Aim. Output every row from the first one up to and including the row containing "spectrogram-cell bbox=[149, 618, 151, 622]" as a JSON list of strings, one string per row, leaving out blank lines.

Data for this task.
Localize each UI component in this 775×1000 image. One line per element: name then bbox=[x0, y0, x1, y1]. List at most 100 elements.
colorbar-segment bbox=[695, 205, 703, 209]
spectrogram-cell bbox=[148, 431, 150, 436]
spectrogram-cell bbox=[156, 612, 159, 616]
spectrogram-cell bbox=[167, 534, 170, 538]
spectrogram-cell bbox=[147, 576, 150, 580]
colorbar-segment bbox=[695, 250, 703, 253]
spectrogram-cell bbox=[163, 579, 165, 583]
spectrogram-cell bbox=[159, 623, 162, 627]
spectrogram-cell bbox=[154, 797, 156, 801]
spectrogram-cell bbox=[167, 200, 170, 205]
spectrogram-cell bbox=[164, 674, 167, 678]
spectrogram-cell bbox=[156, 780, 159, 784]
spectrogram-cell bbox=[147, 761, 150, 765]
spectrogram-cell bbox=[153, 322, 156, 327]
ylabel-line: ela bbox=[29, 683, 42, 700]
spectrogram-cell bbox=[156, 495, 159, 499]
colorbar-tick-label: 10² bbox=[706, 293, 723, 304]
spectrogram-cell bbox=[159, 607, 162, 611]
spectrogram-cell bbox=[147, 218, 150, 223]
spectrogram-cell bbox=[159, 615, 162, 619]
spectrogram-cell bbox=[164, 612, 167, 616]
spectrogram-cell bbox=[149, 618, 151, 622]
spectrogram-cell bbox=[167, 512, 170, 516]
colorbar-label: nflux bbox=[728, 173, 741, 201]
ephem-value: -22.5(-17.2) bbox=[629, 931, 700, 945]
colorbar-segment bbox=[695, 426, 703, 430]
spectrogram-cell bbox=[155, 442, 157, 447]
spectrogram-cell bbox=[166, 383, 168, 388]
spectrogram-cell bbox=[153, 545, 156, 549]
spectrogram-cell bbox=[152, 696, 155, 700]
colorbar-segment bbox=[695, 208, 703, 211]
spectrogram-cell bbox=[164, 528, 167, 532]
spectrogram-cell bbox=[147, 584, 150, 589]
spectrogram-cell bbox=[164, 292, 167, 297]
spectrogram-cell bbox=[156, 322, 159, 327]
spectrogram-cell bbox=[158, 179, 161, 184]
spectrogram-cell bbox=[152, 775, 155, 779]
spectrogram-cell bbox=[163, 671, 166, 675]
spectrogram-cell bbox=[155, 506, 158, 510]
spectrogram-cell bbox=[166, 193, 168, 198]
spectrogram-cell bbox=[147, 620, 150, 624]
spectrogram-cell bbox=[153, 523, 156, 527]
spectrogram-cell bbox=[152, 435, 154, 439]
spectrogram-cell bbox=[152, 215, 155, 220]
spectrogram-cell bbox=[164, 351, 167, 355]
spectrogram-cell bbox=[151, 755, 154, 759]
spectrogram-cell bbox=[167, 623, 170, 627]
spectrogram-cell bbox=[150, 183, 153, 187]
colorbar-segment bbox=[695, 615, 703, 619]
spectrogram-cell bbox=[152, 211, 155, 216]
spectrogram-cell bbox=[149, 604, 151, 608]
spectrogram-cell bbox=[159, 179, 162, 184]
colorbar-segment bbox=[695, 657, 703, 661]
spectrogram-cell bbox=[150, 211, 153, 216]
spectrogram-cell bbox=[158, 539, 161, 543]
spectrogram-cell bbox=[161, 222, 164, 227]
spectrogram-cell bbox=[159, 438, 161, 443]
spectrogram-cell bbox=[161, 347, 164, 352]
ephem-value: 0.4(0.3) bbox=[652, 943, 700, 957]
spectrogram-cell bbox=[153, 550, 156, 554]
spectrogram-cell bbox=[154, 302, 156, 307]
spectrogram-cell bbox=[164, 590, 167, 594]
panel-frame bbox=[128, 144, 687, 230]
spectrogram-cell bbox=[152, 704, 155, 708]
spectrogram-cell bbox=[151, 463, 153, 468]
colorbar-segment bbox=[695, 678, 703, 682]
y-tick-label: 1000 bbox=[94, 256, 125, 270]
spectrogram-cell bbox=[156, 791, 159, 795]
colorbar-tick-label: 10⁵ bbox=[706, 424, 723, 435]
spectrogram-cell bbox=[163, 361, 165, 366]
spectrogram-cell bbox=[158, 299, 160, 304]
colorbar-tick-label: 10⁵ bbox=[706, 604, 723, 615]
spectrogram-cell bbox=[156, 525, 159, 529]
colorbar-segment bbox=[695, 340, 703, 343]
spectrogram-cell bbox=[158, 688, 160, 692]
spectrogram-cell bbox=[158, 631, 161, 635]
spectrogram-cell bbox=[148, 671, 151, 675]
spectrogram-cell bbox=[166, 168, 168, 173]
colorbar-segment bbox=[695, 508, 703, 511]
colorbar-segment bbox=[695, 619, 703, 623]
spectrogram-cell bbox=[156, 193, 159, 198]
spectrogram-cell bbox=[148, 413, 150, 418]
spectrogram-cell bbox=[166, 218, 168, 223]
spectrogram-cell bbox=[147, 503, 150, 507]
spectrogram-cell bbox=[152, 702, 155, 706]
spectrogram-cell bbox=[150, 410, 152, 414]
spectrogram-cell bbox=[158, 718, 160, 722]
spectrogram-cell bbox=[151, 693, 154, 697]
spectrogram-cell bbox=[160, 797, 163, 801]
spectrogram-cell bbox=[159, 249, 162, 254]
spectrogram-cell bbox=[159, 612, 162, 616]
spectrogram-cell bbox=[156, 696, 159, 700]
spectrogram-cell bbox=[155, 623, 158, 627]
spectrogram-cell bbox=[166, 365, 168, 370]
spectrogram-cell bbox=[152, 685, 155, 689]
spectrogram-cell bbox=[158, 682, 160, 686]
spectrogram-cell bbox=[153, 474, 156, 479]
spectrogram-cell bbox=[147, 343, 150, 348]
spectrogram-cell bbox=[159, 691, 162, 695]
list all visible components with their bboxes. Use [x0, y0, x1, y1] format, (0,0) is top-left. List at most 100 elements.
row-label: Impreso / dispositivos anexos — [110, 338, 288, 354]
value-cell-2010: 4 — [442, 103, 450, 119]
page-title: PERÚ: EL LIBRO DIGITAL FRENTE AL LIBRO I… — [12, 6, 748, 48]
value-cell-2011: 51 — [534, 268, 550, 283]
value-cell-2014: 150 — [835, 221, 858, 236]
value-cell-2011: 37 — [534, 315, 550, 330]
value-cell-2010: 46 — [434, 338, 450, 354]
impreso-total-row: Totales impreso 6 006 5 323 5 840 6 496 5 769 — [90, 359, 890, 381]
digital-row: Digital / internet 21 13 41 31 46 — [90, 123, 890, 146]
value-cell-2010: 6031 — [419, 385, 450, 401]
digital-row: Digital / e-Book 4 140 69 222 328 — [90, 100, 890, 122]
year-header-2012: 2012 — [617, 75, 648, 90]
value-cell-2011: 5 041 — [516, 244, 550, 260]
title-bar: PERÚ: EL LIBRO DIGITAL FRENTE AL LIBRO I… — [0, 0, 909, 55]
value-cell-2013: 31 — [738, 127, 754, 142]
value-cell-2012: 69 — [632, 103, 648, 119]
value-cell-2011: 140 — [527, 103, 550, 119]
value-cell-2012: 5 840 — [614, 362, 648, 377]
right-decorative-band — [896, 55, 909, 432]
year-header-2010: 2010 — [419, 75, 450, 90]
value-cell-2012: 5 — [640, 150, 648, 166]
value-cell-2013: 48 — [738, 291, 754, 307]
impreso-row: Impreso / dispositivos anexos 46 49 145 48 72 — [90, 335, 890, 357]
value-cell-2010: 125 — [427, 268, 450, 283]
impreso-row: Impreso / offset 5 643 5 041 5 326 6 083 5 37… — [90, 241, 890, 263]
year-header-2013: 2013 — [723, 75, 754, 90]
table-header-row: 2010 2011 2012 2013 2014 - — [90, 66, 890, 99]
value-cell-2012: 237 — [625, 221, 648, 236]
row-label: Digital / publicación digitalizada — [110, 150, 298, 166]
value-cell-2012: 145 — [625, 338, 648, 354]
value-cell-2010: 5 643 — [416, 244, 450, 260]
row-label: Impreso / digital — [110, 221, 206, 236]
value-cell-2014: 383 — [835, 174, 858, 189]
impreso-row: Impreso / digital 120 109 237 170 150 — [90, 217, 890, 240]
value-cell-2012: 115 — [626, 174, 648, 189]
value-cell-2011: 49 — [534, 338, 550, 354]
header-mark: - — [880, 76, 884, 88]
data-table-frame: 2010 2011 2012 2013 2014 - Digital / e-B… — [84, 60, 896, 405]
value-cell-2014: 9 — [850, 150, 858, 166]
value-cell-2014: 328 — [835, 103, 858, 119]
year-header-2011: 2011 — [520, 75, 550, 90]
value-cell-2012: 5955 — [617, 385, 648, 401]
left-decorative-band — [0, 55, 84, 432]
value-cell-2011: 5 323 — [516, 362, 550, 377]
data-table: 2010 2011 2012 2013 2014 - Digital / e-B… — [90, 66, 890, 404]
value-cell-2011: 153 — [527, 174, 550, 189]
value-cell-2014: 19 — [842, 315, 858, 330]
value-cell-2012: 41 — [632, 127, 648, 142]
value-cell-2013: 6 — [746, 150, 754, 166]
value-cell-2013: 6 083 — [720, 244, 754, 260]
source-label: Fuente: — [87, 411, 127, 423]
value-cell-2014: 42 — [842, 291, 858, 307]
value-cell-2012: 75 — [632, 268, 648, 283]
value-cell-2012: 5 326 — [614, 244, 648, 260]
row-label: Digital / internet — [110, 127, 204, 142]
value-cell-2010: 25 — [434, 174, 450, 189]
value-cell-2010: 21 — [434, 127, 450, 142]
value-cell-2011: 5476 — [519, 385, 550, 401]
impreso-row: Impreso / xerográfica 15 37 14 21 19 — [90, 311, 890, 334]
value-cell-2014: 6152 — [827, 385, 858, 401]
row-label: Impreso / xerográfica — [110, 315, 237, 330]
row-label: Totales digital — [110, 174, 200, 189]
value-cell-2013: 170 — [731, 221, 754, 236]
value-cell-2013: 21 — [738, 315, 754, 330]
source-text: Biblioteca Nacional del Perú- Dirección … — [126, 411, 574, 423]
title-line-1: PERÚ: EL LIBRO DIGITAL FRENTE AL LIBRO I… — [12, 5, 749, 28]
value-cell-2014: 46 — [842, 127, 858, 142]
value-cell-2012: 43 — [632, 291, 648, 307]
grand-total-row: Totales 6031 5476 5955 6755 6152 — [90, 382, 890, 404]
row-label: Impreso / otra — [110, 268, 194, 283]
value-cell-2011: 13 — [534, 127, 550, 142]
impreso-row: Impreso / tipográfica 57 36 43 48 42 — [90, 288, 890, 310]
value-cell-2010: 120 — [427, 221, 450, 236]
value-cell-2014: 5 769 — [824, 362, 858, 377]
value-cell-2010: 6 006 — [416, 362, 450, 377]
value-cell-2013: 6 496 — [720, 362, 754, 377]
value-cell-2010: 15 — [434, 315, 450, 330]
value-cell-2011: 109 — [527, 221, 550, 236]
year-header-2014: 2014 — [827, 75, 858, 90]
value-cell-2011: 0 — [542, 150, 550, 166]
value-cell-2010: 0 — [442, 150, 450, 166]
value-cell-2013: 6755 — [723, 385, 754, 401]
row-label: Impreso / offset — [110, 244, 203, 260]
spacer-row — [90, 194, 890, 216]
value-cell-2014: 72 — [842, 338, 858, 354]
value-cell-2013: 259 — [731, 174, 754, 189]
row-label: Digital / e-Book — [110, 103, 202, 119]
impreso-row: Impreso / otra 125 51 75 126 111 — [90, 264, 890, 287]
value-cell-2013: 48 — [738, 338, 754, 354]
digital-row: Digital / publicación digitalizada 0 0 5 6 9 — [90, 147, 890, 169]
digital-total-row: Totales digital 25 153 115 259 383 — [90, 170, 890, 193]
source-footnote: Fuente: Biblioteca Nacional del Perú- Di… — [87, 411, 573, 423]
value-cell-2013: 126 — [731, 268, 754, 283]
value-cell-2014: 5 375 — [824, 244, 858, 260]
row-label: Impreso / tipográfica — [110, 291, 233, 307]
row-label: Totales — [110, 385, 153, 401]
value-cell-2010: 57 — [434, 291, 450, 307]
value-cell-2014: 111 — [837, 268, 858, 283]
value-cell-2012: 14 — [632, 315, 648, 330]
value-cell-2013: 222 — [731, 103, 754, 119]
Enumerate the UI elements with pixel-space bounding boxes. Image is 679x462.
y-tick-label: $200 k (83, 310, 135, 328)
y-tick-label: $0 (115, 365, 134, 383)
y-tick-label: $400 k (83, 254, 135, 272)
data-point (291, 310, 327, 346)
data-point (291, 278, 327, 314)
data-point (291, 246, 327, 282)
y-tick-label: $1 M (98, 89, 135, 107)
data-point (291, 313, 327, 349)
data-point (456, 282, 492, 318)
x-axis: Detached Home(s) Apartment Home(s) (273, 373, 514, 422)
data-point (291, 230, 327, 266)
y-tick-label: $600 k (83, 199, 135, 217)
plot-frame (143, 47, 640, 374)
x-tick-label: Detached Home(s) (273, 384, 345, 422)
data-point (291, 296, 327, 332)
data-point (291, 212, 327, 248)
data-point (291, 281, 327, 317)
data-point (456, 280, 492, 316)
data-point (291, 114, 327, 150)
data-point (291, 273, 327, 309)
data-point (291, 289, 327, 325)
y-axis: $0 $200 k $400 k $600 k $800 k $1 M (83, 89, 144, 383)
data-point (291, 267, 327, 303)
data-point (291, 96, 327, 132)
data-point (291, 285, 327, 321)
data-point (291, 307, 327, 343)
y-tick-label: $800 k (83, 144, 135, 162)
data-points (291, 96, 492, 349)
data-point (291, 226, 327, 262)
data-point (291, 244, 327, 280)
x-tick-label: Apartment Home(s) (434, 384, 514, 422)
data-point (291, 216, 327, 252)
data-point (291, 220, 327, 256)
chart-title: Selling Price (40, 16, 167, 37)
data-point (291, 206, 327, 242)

Task answer.
[
  "Localize each UI component in this 775×1000 image. One line per element: name then bbox=[x0, y0, x1, y1]. List at most 100 elements.",
  "colorbar-segment bbox=[695, 205, 703, 209]",
  "spectrogram-cell bbox=[148, 431, 150, 436]",
  "spectrogram-cell bbox=[156, 612, 159, 616]",
  "spectrogram-cell bbox=[167, 534, 170, 538]",
  "spectrogram-cell bbox=[147, 576, 150, 580]",
  "colorbar-segment bbox=[695, 250, 703, 253]",
  "spectrogram-cell bbox=[163, 579, 165, 583]",
  "spectrogram-cell bbox=[159, 623, 162, 627]",
  "spectrogram-cell bbox=[154, 797, 156, 801]",
  "spectrogram-cell bbox=[167, 200, 170, 205]",
  "spectrogram-cell bbox=[164, 674, 167, 678]",
  "spectrogram-cell bbox=[156, 780, 159, 784]",
  "spectrogram-cell bbox=[147, 761, 150, 765]",
  "spectrogram-cell bbox=[153, 322, 156, 327]",
  "ylabel-line: ela bbox=[29, 683, 42, 700]",
  "spectrogram-cell bbox=[156, 495, 159, 499]",
  "colorbar-tick-label: 10² bbox=[706, 293, 723, 304]",
  "spectrogram-cell bbox=[159, 607, 162, 611]",
  "spectrogram-cell bbox=[147, 218, 150, 223]",
  "spectrogram-cell bbox=[159, 615, 162, 619]",
  "spectrogram-cell bbox=[164, 612, 167, 616]",
  "spectrogram-cell bbox=[149, 618, 151, 622]"
]